_Your goal_:
Skip any picture you find and retype all the remaining lines exactly.

_Exercise materials_:
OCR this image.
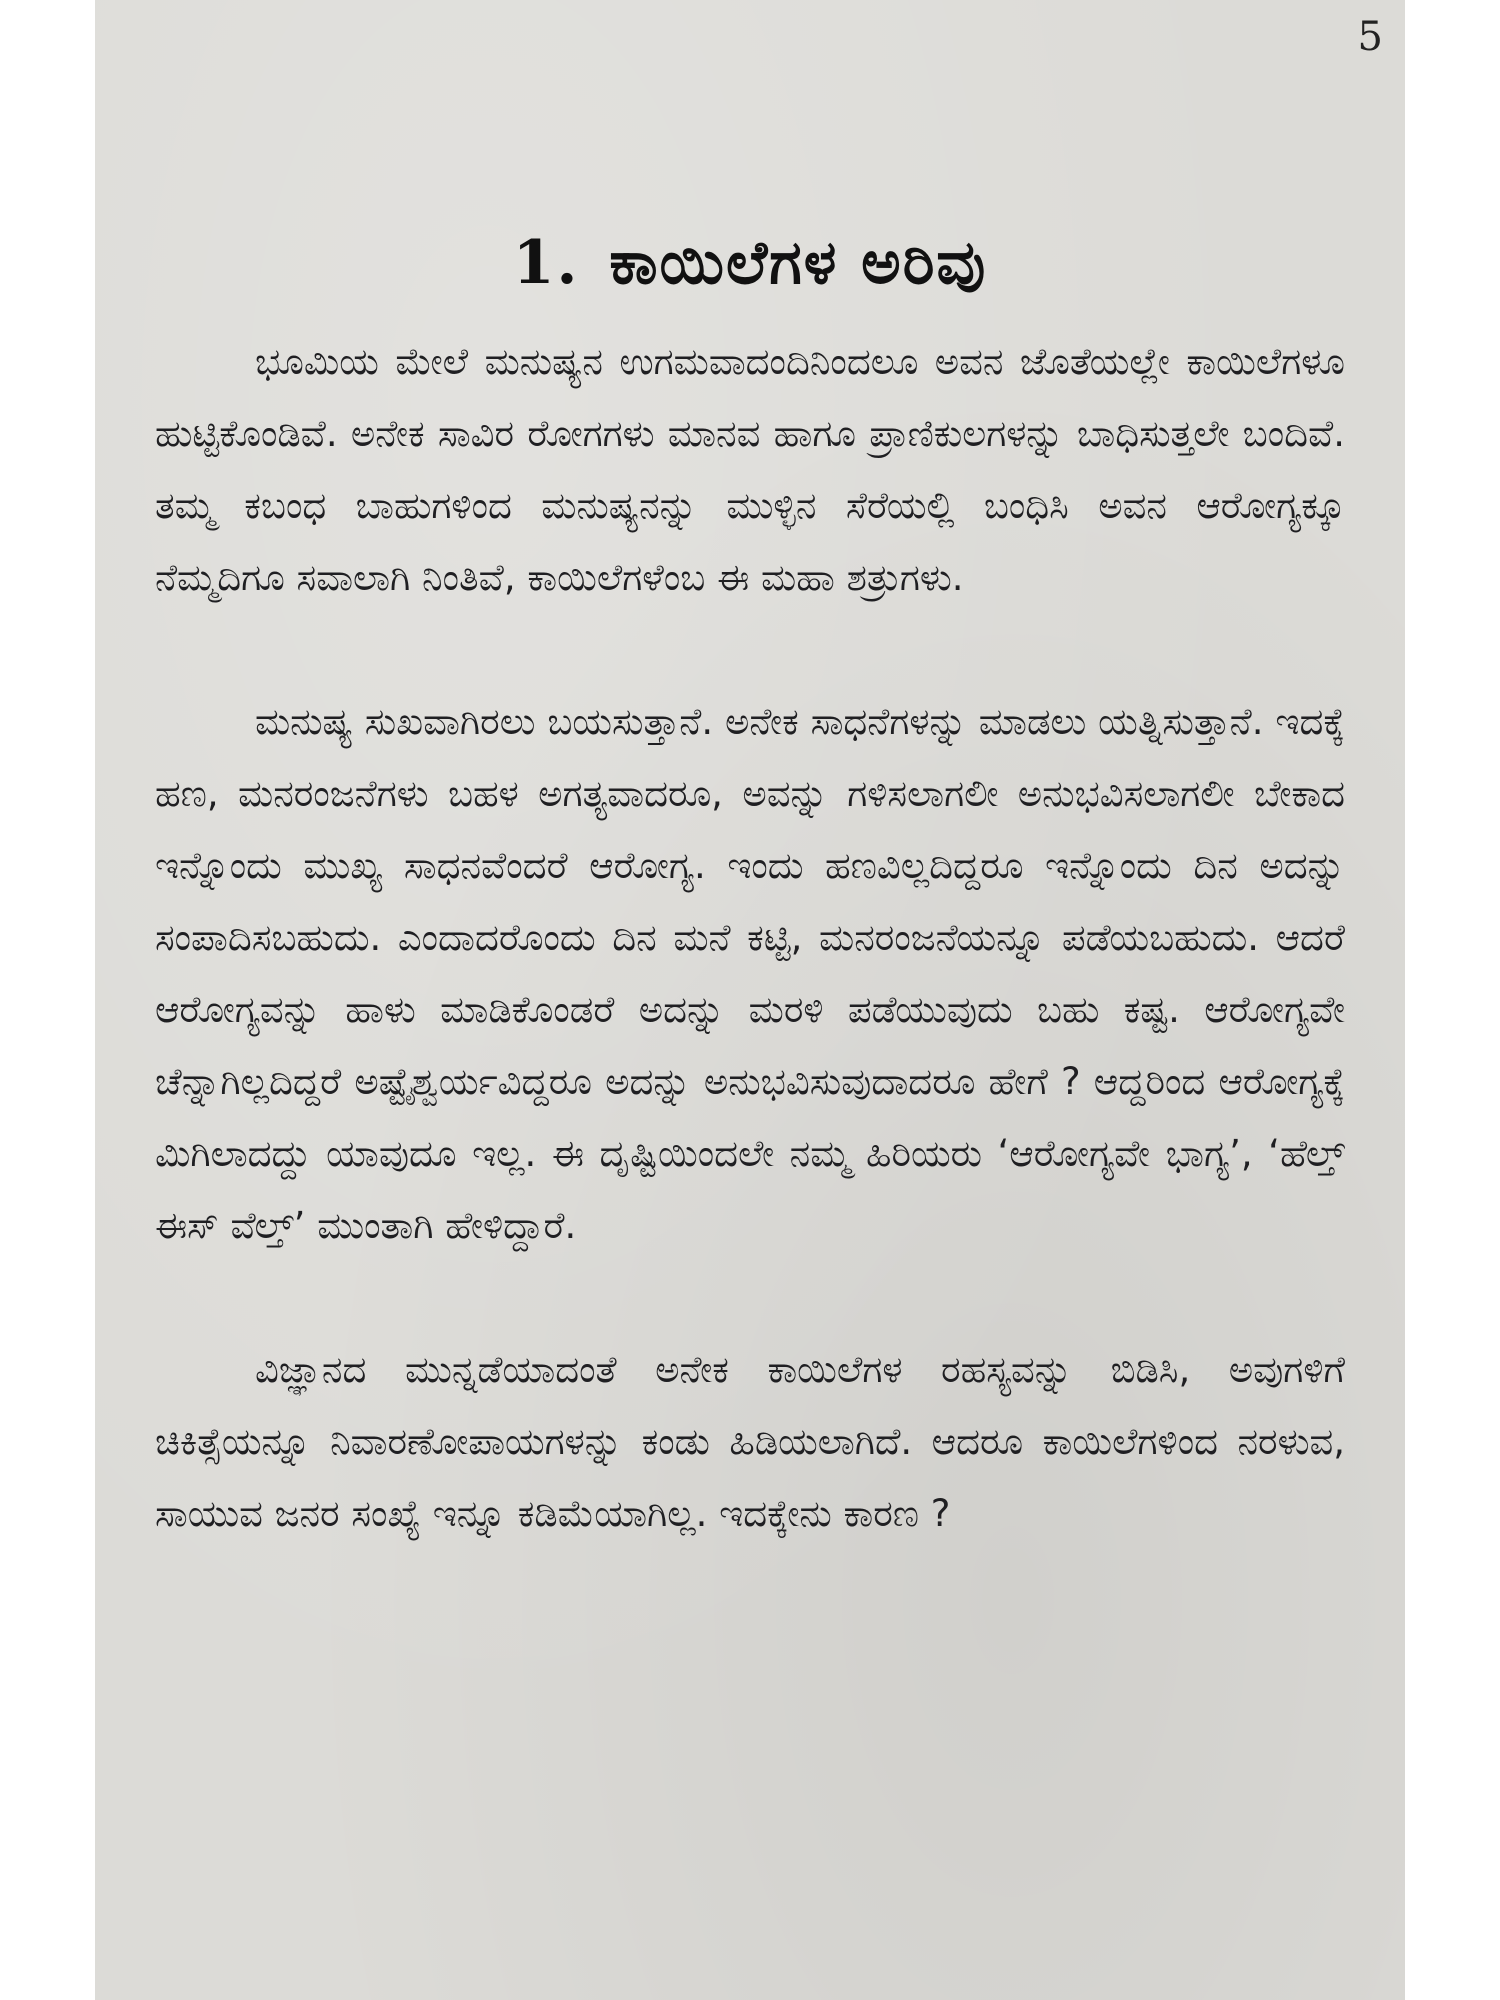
5
1. ಕಾಯಿಲೆಗಳ ಅರಿವು

ಭೂಮಿಯ ಮೇಲೆ ಮನುಷ್ಯನ ಉಗಮವಾದಂದಿನಿಂದಲೂ ಅವನ ಜೊತೆಯಲ್ಲೇ ಕಾಯಿಲೆಗಳೂ ಹುಟ್ಟಿಕೊಂಡಿವೆ. ಅನೇಕ ಸಾವಿರ ರೋಗಗಳು ಮಾನವ ಹಾಗೂ ಪ್ರಾಣಿಕುಲಗಳನ್ನು ಬಾಧಿಸುತ್ತಲೇ ಬಂದಿವೆ. ತಮ್ಮ ಕಬಂಧ ಬಾಹುಗಳಿಂದ ಮನುಷ್ಯನನ್ನು ಮುಳ್ಳಿನ ಸೆರೆಯಲ್ಲಿ ಬಂಧಿಸಿ ಅವನ ಆರೋಗ್ಯಕ್ಕೂ ನೆಮ್ಮದಿಗೂ ಸವಾಲಾಗಿ ನಿಂತಿವೆ, ಕಾಯಿಲೆಗಳೆಂಬ ಈ ಮಹಾ ಶತ್ರುಗಳು.

ಮನುಷ್ಯ ಸುಖವಾಗಿರಲು ಬಯಸುತ್ತಾನೆ. ಅನೇಕ ಸಾಧನೆಗಳನ್ನು ಮಾಡಲು ಯತ್ನಿಸುತ್ತಾನೆ. ಇದಕ್ಕೆ ಹಣ, ಮನರಂಜನೆಗಳು ಬಹಳ ಅಗತ್ಯವಾದರೂ, ಅವನ್ನು ಗಳಿಸಲಾಗಲೀ ಅನುಭವಿಸಲಾಗಲೀ ಬೇಕಾದ ಇನ್ನೊಂದು ಮುಖ್ಯ ಸಾಧನವೆಂದರೆ ಆರೋಗ್ಯ. ಇಂದು ಹಣವಿಲ್ಲದಿದ್ದರೂ ಇನ್ನೊಂದು ದಿನ ಅದನ್ನು ಸಂಪಾದಿಸಬಹುದು. ಎಂದಾದರೊಂದು ದಿನ ಮನೆ ಕಟ್ಟಿ, ಮನರಂಜನೆಯನ್ನೂ ಪಡೆಯಬಹುದು. ಆದರೆ ಆರೋಗ್ಯವನ್ನು ಹಾಳು ಮಾಡಿಕೊಂಡರೆ ಅದನ್ನು ಮರಳಿ ಪಡೆಯುವುದು ಬಹು ಕಷ್ಟ. ಆರೋಗ್ಯವೇ ಚೆನ್ನಾಗಿಲ್ಲದಿದ್ದರೆ ಅಷ್ಟೈಶ್ವರ್ಯವಿದ್ದರೂ ಅದನ್ನು ಅನುಭವಿಸುವುದಾದರೂ ಹೇಗೆ ? ಆದ್ದರಿಂದ ಆರೋಗ್ಯಕ್ಕೆ ಮಿಗಿಲಾದದ್ದು ಯಾವುದೂ ಇಲ್ಲ. ಈ ದೃಷ್ಟಿಯಿಂದಲೇ ನಮ್ಮ ಹಿರಿಯರು ‘ಆರೋಗ್ಯವೇ ಭಾಗ್ಯ’, ‘ಹೆಲ್ತ್ ಈಸ್ ವೆಲ್ತ್’ ಮುಂತಾಗಿ ಹೇಳಿದ್ದಾರೆ.

ವಿಜ್ಞಾನದ ಮುನ್ನಡೆಯಾದಂತೆ ಅನೇಕ ಕಾಯಿಲೆಗಳ ರಹಸ್ಯವನ್ನು ಬಿಡಿಸಿ, ಅವುಗಳಿಗೆ ಚಿಕಿತ್ಸೆಯನ್ನೂ ನಿವಾರಣೋಪಾಯಗಳನ್ನು ಕಂಡು ಹಿಡಿಯಲಾಗಿದೆ. ಆದರೂ ಕಾಯಿಲೆಗಳಿಂದ ನರಳುವ, ಸಾಯುವ ಜನರ ಸಂಖ್ಯೆ ಇನ್ನೂ ಕಡಿಮೆಯಾಗಿಲ್ಲ. ಇದಕ್ಕೇನು ಕಾರಣ ?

_Solved problem_:
OCR this image.
5
1. ಕಾಯಿಲೆಗಳ ಅರಿವು

ಭೂಮಿಯ ಮೇಲೆ ಮನುಷ್ಯನ ಉಗಮವಾದಂದಿನಿಂದಲೂ ಅವನ ಜೊತೆಯಲ್ಲೇ ಕಾಯಿಲೆಗಳೂ ಹುಟ್ಟಿಕೊಂಡಿವೆ. ಅನೇಕ ಸಾವಿರ ರೋಗಗಳು ಮಾನವ ಹಾಗೂ ಪ್ರಾಣಿಕುಲಗಳನ್ನು ಬಾಧಿಸುತ್ತಲೇ ಬಂದಿವೆ. ತಮ್ಮ ಕಬಂಧ ಬಾಹುಗಳಿಂದ ಮನುಷ್ಯನನ್ನು ಮುಳ್ಳಿನ ಸೆರೆಯಲ್ಲಿ ಬಂಧಿಸಿ ಅವನ ಆರೋಗ್ಯಕ್ಕೂ ನೆಮ್ಮದಿಗೂ ಸವಾಲಾಗಿ ನಿಂತಿವೆ, ಕಾಯಿಲೆಗಳೆಂಬ ಈ ಮಹಾ ಶತ್ರುಗಳು.

ಮನುಷ್ಯ ಸುಖವಾಗಿರಲು ಬಯಸುತ್ತಾನೆ. ಅನೇಕ ಸಾಧನೆಗಳನ್ನು ಮಾಡಲು ಯತ್ನಿಸುತ್ತಾನೆ. ಇದಕ್ಕೆ ಹಣ, ಮನರಂಜನೆಗಳು ಬಹಳ ಅಗತ್ಯವಾದರೂ, ಅವನ್ನು ಗಳಿಸಲಾಗಲೀ ಅನುಭವಿಸಲಾಗಲೀ ಬೇಕಾದ ಇನ್ನೊಂದು ಮುಖ್ಯ ಸಾಧನವೆಂದರೆ ಆರೋಗ್ಯ. ಇಂದು ಹಣವಿಲ್ಲದಿದ್ದರೂ ಇನ್ನೊಂದು ದಿನ ಅದನ್ನು ಸಂಪಾದಿಸಬಹುದು. ಎಂದಾದರೊಂದು ದಿನ ಮನೆ ಕಟ್ಟಿ, ಮನರಂಜನೆಯನ್ನೂ ಪಡೆಯಬಹುದು. ಆದರೆ ಆರೋಗ್ಯವನ್ನು ಹಾಳು ಮಾಡಿಕೊಂಡರೆ ಅದನ್ನು ಮರಳಿ ಪಡೆಯುವುದು ಬಹು ಕಷ್ಟ. ಆರೋಗ್ಯವೇ ಚೆನ್ನಾಗಿಲ್ಲದಿದ್ದರೆ ಅಷ್ಟೈಶ್ವರ್ಯವಿದ್ದರೂ ಅದನ್ನು ಅನುಭವಿಸುವುದಾದರೂ ಹೇಗೆ ? ಆದ್ದರಿಂದ ಆರೋಗ್ಯಕ್ಕೆ ಮಿಗಿಲಾದದ್ದು ಯಾವುದೂ ಇಲ್ಲ. ಈ ದೃಷ್ಟಿಯಿಂದಲೇ ನಮ್ಮ ಹಿರಿಯರು ‘ಆರೋಗ್ಯವೇ ಭಾಗ್ಯ’, ‘ಹೆಲ್ತ್ ಈಸ್ ವೆಲ್ತ್’ ಮುಂತಾಗಿ ಹೇಳಿದ್ದಾರೆ.

ವಿಜ್ಞಾನದ ಮುನ್ನಡೆಯಾದಂತೆ ಅನೇಕ ಕಾಯಿಲೆಗಳ ರಹಸ್ಯವನ್ನು ಬಿಡಿಸಿ, ಅವುಗಳಿಗೆ ಚಿಕಿತ್ಸೆಯನ್ನೂ ನಿವಾರಣೋಪಾಯಗಳನ್ನು ಕಂಡು ಹಿಡಿಯಲಾಗಿದೆ. ಆದರೂ ಕಾಯಿಲೆಗಳಿಂದ ನರಳುವ, ಸಾಯುವ ಜನರ ಸಂಖ್ಯೆ ಇನ್ನೂ ಕಡಿಮೆಯಾಗಿಲ್ಲ. ಇದಕ್ಕೇನು ಕಾರಣ ?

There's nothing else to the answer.